• **Aim**: Count the lines in the data below where the string "индекса" occurs, please, and give the number alone.

[Data entries]
* Begin *

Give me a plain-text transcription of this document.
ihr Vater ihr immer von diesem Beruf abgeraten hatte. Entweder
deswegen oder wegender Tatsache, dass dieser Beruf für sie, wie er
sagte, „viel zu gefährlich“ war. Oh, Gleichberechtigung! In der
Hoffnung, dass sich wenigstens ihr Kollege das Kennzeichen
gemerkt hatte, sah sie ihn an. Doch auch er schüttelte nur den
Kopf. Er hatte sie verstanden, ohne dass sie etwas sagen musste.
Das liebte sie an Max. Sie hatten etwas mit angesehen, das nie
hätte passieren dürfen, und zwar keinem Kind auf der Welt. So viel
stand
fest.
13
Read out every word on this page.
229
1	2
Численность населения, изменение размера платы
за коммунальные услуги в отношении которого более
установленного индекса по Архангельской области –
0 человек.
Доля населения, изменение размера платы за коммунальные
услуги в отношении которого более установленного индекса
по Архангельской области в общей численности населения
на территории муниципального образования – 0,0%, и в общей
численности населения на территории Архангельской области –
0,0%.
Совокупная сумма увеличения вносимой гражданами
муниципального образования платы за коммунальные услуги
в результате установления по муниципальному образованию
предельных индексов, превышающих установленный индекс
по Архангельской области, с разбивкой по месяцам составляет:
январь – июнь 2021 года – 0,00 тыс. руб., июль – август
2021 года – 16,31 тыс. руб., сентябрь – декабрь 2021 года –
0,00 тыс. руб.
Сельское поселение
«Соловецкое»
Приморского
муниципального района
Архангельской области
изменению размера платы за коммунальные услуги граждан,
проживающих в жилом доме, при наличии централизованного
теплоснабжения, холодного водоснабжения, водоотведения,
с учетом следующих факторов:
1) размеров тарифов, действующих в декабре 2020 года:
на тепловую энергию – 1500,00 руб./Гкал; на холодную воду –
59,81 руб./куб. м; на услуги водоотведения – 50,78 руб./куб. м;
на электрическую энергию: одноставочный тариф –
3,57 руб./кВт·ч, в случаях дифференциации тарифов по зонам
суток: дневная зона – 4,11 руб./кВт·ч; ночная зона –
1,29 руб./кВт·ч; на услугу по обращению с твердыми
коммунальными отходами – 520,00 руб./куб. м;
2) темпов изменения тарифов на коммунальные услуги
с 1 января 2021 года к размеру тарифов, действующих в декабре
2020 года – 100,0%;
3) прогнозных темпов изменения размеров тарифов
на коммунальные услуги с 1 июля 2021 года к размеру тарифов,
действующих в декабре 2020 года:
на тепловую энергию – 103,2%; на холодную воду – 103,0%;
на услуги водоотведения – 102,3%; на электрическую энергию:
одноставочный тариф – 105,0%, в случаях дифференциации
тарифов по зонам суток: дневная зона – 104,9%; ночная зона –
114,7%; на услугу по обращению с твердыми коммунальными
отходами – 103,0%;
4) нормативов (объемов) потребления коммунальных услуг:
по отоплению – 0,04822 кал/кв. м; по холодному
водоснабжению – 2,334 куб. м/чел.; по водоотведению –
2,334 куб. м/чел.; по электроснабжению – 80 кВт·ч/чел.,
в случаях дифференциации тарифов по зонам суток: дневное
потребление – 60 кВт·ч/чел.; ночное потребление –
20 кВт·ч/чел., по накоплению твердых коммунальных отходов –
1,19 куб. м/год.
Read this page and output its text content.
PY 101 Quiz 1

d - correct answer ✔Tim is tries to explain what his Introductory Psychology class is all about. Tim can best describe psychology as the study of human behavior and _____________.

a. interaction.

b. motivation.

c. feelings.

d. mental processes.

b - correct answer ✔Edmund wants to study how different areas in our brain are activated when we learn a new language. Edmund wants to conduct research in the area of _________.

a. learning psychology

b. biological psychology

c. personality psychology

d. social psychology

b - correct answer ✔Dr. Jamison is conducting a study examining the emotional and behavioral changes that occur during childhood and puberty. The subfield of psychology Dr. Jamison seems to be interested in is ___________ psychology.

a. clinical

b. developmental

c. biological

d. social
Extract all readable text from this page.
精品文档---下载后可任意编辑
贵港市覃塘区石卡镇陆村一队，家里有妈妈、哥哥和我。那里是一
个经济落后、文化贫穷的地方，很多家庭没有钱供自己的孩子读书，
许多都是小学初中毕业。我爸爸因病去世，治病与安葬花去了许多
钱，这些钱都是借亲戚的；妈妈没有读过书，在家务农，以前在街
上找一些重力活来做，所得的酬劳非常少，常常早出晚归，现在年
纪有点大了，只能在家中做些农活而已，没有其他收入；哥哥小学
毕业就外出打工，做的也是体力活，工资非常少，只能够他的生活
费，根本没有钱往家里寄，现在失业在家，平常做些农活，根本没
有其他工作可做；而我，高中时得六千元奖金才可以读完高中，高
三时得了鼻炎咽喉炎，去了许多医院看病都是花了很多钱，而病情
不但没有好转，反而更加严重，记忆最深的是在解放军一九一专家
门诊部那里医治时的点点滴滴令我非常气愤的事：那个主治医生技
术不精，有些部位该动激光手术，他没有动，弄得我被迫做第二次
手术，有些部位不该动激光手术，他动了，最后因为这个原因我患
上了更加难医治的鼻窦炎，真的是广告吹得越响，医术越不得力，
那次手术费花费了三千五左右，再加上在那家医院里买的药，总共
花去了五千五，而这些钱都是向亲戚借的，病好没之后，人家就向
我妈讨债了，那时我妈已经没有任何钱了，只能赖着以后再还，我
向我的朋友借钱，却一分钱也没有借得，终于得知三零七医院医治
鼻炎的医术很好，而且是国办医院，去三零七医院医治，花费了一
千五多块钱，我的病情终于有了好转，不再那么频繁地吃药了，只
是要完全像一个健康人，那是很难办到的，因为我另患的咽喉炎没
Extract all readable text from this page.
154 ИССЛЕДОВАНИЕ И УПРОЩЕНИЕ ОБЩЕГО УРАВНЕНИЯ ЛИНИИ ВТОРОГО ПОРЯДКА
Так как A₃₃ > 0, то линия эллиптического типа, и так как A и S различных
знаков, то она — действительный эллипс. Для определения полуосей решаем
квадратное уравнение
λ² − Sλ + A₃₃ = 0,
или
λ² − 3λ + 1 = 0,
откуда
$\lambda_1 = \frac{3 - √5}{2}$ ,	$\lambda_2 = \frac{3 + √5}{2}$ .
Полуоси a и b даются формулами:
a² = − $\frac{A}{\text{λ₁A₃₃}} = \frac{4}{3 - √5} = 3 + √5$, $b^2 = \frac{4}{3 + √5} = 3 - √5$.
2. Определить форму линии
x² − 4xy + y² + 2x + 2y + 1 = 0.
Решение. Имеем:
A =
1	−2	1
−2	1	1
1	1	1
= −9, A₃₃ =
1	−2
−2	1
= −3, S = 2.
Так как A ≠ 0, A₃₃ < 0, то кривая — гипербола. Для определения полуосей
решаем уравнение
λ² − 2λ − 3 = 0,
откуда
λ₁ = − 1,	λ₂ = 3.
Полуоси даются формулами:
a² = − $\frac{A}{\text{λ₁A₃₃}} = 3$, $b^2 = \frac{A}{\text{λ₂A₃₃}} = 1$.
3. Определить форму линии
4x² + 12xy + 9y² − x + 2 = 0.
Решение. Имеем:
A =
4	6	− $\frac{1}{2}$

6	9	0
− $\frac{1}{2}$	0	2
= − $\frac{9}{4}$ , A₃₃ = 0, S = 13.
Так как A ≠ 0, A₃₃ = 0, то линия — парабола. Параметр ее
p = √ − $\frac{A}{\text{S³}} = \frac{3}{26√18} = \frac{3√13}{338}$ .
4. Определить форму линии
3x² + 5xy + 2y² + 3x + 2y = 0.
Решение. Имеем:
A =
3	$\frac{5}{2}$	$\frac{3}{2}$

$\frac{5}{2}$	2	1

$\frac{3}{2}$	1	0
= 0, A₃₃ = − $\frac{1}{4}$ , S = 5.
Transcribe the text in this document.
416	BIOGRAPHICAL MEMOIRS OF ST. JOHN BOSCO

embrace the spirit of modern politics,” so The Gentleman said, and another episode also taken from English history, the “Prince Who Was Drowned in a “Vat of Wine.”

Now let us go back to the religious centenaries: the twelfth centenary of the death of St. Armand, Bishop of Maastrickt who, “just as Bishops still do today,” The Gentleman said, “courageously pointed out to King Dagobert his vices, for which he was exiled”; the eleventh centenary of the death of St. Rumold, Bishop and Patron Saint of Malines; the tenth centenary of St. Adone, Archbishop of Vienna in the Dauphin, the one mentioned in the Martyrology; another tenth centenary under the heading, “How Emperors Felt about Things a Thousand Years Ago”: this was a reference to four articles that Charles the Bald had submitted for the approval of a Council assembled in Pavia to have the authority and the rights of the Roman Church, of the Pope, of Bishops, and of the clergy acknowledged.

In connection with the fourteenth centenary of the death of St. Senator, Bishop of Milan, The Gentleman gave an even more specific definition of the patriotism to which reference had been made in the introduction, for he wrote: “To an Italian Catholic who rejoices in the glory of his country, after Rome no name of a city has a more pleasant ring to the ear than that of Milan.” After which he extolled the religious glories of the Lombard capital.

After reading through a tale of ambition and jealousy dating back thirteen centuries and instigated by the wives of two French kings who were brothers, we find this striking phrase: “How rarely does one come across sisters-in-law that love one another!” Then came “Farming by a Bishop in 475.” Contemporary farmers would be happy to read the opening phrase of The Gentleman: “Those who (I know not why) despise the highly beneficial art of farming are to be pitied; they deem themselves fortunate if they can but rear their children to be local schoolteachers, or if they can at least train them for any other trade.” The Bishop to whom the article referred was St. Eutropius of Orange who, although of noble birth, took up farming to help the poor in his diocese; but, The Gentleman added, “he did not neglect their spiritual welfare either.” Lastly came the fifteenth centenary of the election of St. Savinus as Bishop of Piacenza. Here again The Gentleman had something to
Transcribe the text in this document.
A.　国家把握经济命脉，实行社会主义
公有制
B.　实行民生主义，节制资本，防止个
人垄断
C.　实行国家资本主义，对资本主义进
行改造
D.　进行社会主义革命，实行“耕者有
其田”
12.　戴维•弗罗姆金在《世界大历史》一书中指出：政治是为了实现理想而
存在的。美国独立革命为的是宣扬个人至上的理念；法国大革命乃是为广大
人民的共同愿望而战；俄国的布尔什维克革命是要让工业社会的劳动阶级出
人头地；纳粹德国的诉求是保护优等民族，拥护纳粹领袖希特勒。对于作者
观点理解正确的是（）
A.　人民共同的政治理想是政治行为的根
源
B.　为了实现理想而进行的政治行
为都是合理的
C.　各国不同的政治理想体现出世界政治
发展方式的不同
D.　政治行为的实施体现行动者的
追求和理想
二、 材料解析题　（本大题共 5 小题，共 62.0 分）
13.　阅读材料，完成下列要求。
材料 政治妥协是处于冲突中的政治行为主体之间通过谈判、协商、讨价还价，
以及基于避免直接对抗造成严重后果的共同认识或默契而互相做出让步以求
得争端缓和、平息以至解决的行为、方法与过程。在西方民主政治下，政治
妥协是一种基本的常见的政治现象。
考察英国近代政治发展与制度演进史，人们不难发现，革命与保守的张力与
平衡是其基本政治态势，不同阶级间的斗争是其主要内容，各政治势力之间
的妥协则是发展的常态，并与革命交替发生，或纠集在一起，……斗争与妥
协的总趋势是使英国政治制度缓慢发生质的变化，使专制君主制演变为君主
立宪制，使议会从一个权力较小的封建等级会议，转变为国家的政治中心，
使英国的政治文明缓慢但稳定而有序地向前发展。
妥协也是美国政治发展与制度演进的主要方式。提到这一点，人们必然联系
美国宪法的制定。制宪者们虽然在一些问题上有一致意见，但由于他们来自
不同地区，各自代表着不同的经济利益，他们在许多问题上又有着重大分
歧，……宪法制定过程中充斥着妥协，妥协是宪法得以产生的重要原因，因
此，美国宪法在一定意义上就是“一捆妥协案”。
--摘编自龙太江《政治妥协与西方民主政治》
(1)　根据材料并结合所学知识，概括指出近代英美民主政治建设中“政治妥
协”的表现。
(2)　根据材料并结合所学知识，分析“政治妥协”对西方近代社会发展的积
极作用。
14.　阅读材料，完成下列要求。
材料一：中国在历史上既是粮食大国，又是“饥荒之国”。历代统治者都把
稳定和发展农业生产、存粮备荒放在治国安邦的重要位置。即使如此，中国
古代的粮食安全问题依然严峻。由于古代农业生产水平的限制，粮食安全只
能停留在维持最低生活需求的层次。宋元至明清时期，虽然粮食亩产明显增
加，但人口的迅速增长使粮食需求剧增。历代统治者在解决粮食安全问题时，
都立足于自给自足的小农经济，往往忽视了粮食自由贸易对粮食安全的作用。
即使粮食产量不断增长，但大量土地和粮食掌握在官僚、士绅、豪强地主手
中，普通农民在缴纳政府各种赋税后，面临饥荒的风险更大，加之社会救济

* End *

• **Solved exercise**: 2